» **WHAT IS ASKED**: Work out how many lines hold the string "router". The answer is a single number, nothing more.
^^^^
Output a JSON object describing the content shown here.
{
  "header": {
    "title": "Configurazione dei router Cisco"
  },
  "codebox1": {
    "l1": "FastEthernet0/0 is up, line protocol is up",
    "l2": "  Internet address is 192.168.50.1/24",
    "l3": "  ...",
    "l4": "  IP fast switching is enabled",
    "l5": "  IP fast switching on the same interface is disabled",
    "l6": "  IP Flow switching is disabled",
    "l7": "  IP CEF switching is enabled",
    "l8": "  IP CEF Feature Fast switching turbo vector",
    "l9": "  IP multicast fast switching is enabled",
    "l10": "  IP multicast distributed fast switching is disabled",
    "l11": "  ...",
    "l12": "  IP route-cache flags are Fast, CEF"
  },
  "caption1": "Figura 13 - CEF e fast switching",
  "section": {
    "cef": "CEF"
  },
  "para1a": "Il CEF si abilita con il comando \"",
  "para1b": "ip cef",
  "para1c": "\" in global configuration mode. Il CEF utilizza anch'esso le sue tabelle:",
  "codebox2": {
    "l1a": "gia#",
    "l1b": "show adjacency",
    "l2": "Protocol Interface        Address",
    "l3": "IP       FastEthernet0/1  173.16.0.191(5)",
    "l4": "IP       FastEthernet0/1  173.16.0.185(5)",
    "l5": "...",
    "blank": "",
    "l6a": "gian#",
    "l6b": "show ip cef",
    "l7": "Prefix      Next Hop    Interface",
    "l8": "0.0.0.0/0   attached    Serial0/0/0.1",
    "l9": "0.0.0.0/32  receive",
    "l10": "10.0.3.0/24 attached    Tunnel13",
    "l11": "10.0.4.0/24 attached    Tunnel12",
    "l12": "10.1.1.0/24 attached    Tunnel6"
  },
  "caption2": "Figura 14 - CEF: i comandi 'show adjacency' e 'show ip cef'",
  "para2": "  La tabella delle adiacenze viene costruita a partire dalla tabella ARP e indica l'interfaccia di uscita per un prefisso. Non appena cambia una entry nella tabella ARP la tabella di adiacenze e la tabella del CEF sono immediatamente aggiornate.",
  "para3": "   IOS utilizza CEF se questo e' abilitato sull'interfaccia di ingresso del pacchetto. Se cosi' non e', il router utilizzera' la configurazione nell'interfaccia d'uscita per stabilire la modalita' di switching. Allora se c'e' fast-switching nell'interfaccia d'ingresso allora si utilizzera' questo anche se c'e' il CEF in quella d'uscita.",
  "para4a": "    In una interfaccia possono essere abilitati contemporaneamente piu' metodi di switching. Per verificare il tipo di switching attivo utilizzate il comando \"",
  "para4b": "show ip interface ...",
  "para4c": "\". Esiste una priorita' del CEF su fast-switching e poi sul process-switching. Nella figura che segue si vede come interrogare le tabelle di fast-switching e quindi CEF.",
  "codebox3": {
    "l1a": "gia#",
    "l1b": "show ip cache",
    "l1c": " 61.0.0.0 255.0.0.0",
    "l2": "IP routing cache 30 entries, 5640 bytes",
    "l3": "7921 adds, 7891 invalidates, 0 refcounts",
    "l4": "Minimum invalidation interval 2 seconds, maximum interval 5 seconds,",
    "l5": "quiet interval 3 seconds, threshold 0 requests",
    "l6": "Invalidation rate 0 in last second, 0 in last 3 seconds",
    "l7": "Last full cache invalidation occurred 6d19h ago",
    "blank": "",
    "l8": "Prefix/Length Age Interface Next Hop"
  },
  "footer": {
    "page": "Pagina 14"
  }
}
^^^^
» **THE RESPONSE**: 2